> _Items listed in a dataset_
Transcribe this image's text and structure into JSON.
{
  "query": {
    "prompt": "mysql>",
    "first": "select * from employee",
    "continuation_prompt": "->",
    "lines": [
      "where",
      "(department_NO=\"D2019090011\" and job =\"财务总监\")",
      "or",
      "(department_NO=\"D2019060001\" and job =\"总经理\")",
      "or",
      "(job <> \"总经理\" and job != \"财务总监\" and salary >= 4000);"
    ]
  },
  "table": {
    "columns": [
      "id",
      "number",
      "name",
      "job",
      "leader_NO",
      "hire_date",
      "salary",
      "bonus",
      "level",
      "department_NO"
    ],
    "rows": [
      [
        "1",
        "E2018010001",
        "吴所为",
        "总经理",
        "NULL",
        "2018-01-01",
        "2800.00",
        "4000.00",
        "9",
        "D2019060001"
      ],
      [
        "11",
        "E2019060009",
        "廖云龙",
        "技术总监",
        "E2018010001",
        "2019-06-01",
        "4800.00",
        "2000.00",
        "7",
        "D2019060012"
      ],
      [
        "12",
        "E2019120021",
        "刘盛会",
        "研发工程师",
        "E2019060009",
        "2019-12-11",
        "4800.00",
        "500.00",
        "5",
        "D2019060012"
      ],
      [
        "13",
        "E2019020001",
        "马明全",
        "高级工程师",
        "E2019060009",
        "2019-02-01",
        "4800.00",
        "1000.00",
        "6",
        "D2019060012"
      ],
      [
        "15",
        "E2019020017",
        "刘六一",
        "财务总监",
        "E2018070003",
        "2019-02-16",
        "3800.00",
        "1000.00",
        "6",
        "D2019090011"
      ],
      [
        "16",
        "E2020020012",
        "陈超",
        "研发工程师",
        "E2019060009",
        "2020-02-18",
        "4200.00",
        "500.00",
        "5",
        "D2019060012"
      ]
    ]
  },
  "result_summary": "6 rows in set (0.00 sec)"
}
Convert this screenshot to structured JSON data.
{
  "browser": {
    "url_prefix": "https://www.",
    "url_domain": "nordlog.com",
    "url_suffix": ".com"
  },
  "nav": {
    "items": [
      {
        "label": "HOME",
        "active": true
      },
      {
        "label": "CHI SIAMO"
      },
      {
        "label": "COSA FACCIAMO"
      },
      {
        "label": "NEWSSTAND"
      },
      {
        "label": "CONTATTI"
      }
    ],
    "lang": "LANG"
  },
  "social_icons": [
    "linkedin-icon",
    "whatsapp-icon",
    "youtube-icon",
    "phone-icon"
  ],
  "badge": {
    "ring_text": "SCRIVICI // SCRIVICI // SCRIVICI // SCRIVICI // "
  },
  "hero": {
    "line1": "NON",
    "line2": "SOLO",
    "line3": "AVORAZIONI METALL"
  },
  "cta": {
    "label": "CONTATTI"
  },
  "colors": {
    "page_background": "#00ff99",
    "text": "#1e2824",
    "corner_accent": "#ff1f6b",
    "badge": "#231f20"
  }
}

> _Task description_
Where a line in the entries holds "财务总监", copy that line.

> _Reply_
      "(department_NO=\"D2019090011\" and job =\"财务总监\")",
      "(job <> \"总经理\" and job != \"财务总监\" and salary >= 4000);"
        "财务总监",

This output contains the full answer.